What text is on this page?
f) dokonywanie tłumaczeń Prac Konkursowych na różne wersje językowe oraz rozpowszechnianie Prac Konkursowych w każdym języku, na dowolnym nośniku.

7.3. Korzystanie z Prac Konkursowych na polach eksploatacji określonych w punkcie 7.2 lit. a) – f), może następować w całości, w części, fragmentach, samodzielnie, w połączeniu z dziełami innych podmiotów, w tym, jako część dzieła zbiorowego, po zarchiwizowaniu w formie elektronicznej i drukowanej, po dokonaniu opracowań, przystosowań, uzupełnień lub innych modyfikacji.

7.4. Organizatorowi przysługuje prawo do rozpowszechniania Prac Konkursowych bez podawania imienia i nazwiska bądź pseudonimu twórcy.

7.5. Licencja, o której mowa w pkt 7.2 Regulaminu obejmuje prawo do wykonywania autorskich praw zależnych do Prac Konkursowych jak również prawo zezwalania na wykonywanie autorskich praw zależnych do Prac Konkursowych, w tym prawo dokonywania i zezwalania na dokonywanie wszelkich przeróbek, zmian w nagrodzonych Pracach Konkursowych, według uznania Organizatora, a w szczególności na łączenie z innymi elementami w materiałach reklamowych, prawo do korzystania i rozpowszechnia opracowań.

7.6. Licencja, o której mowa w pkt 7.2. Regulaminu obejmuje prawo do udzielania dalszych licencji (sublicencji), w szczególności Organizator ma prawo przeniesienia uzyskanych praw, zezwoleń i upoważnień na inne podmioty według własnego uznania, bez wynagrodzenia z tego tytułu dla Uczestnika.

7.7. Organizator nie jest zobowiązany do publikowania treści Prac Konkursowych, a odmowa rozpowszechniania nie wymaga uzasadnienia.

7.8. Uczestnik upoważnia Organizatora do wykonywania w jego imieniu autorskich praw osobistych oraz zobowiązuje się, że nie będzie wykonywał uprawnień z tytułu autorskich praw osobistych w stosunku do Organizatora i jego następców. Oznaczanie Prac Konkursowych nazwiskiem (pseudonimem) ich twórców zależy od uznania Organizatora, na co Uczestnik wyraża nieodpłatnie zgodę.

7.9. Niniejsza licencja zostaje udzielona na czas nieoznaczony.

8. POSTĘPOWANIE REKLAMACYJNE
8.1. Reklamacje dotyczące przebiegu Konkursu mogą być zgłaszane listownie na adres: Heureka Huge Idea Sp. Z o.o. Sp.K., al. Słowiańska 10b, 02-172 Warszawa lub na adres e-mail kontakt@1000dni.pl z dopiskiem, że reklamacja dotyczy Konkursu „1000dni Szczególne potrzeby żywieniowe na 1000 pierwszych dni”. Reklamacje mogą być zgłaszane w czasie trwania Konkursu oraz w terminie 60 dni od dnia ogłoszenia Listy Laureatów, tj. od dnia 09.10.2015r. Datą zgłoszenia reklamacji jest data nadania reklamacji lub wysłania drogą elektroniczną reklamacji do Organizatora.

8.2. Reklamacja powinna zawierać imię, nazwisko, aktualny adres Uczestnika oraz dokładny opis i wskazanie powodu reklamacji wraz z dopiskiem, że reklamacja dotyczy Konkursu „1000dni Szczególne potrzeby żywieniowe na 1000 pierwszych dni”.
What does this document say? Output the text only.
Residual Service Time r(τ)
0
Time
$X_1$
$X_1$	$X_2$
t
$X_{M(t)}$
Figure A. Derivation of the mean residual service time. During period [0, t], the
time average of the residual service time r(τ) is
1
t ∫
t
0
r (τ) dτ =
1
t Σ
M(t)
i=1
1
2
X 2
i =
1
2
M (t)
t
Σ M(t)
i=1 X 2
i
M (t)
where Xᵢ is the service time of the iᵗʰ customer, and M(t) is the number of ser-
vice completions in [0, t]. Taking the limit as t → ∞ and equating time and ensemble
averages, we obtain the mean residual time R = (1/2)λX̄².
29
• • • •
**Goal of the exercise:** Gather every line from the entries above where the word "What" appears, and copy them.

**Reply to the exercise:**
What text is on this page?
What does this document say? Output the text only.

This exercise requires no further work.